Items listed in a dataset
..............................

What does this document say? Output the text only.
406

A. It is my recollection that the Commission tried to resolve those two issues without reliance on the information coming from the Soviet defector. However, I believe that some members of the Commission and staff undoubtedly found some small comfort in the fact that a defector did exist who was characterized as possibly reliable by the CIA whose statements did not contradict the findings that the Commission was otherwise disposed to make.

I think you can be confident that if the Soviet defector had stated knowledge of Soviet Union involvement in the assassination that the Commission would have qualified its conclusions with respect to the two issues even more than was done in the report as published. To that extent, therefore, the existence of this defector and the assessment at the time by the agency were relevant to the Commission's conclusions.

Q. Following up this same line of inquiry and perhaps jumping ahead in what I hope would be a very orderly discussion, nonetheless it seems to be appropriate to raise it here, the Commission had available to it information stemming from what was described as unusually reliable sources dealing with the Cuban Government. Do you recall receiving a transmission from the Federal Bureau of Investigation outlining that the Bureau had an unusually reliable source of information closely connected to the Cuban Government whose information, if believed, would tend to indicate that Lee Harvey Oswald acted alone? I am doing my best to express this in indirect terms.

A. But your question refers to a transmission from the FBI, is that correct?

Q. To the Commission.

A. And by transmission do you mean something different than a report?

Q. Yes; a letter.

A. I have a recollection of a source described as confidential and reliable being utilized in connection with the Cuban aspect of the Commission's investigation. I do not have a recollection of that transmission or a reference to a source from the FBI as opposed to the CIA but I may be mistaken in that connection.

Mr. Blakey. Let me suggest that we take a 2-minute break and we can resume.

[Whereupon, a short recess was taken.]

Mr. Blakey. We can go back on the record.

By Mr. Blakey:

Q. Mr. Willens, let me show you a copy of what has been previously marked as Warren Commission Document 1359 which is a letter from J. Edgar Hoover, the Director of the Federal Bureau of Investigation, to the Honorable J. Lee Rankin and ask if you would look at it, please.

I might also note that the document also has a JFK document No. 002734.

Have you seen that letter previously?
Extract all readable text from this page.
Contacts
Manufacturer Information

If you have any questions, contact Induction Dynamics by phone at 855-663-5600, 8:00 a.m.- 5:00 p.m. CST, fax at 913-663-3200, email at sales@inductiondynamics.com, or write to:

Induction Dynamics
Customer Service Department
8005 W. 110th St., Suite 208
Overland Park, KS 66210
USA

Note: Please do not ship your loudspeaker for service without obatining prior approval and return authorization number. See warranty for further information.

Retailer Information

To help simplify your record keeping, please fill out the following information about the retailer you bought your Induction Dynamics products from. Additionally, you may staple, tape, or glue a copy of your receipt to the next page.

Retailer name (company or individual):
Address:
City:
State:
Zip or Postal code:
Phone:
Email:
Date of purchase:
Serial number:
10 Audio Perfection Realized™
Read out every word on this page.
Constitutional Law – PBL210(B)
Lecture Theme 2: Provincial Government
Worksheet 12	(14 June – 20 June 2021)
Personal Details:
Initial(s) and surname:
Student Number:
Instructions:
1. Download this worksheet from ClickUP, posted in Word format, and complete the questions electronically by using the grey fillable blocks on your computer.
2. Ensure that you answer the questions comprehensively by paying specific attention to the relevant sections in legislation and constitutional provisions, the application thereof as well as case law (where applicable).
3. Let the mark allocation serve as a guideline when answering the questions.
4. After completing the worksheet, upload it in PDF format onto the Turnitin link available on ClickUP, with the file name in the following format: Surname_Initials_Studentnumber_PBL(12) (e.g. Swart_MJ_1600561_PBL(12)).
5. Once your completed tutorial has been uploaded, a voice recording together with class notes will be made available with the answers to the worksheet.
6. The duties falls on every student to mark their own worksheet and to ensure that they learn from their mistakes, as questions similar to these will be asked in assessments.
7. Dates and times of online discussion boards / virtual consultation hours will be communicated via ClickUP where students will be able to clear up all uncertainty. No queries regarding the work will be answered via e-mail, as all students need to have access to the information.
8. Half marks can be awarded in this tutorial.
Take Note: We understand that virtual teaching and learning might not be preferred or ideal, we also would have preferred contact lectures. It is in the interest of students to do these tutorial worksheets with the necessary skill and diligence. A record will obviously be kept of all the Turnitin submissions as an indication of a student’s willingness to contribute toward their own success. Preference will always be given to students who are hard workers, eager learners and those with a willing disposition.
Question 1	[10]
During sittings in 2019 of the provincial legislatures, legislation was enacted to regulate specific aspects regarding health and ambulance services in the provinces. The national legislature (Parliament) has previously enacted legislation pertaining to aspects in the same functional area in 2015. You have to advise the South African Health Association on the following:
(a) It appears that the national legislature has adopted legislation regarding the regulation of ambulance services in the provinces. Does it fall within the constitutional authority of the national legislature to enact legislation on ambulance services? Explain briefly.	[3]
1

..............................

[Exercise task] Show the lines from the data above that contain the string "every".

[The response]
Read out every word on this page.
6. The duties falls on every student to mark their own worksheet and to ensure that they learn from their mistakes, as questions similar to these will be asked in assessments.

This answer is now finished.